╭─ Provided data
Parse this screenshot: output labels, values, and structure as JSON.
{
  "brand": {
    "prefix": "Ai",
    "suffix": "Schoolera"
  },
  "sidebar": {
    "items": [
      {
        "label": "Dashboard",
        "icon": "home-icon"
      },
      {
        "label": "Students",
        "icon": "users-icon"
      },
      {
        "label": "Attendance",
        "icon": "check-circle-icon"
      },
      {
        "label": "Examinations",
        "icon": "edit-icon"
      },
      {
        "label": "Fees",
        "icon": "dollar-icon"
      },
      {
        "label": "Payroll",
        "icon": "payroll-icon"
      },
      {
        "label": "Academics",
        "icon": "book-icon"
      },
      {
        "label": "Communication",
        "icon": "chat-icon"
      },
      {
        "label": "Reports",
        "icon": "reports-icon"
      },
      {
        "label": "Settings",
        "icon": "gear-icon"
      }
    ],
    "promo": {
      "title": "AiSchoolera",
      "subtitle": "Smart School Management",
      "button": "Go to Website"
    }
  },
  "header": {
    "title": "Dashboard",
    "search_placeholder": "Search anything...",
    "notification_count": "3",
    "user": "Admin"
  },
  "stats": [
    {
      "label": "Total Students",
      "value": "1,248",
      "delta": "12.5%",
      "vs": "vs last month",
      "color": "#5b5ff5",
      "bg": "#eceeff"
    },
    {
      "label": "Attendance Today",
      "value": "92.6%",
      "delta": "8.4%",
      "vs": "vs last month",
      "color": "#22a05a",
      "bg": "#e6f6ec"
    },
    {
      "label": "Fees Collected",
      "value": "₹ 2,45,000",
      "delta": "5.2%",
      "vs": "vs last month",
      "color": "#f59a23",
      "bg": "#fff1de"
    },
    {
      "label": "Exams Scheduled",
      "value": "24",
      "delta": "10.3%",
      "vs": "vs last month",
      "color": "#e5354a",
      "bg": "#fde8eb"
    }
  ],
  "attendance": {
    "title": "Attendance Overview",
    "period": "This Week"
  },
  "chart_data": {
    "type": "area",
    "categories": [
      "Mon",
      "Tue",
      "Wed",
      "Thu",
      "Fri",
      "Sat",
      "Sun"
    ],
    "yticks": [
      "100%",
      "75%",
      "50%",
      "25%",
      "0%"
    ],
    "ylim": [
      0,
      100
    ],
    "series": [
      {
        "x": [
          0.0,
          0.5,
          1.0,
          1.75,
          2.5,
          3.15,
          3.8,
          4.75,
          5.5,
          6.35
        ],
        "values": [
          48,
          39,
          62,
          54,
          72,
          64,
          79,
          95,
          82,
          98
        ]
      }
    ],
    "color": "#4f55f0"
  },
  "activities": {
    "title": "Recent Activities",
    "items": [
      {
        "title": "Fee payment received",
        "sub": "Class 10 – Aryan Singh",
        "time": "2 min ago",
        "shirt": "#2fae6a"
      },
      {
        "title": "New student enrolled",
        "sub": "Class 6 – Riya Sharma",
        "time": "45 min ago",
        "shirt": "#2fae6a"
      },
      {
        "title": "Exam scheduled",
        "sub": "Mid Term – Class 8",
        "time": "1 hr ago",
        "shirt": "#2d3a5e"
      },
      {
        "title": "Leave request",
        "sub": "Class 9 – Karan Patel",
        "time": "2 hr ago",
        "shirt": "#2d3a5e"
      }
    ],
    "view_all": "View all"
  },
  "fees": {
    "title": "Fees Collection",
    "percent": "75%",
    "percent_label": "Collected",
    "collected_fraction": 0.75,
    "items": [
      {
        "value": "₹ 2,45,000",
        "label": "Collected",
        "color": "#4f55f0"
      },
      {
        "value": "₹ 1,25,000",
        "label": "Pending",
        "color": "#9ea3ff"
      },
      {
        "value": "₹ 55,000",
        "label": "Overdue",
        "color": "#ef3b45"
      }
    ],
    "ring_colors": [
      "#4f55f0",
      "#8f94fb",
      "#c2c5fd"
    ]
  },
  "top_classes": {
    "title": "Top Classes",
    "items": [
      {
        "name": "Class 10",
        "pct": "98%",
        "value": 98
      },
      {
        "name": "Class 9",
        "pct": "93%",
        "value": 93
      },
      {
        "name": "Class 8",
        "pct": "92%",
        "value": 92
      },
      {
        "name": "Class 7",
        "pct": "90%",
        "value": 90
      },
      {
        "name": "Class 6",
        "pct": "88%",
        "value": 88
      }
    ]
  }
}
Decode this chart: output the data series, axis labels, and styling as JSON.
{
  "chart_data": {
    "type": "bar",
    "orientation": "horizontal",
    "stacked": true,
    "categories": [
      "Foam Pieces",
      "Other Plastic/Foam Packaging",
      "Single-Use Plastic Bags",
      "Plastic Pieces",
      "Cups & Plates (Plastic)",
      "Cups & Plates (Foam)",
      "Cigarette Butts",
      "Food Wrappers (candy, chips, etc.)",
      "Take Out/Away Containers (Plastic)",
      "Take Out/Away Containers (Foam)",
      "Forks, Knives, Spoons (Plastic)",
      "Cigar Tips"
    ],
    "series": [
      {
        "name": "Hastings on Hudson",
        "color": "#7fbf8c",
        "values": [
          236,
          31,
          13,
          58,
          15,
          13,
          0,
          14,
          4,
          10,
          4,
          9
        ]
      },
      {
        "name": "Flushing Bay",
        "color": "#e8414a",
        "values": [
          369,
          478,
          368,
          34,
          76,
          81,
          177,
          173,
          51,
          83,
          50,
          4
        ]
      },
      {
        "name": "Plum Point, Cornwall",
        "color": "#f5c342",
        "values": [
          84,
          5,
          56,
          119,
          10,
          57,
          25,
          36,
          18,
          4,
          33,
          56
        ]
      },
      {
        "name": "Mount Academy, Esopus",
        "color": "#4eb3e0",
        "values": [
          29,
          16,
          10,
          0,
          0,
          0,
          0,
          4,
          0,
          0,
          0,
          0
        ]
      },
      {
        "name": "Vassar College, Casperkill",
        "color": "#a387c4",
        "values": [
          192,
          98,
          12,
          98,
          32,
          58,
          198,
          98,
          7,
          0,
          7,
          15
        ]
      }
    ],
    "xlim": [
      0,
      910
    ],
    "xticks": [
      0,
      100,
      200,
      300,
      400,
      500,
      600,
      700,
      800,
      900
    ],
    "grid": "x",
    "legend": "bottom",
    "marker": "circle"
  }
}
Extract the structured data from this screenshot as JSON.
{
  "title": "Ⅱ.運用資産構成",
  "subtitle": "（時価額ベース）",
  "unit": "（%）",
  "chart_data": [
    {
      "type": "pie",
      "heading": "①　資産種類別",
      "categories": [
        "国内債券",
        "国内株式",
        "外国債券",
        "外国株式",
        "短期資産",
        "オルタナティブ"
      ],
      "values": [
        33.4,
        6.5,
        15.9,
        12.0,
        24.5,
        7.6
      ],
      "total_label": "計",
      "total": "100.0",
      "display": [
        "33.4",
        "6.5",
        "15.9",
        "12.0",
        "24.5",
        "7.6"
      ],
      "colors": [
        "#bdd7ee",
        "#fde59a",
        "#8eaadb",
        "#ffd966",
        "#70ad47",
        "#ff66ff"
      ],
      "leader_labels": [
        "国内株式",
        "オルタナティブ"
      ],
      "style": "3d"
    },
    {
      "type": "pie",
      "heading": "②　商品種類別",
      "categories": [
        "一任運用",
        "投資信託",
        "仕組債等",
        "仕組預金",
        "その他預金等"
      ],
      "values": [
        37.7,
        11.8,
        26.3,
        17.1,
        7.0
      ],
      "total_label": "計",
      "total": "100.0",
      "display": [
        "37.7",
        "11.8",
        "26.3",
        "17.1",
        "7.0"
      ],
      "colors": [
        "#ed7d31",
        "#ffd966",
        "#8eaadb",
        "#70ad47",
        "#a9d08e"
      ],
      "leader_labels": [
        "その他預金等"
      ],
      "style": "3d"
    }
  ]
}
╰─
Leave out every line without the string "Take" and copy the rest.

* _Finished answer_
      "Take Out/Away Containers (Plastic)",
      "Take Out/Away Containers (Foam)",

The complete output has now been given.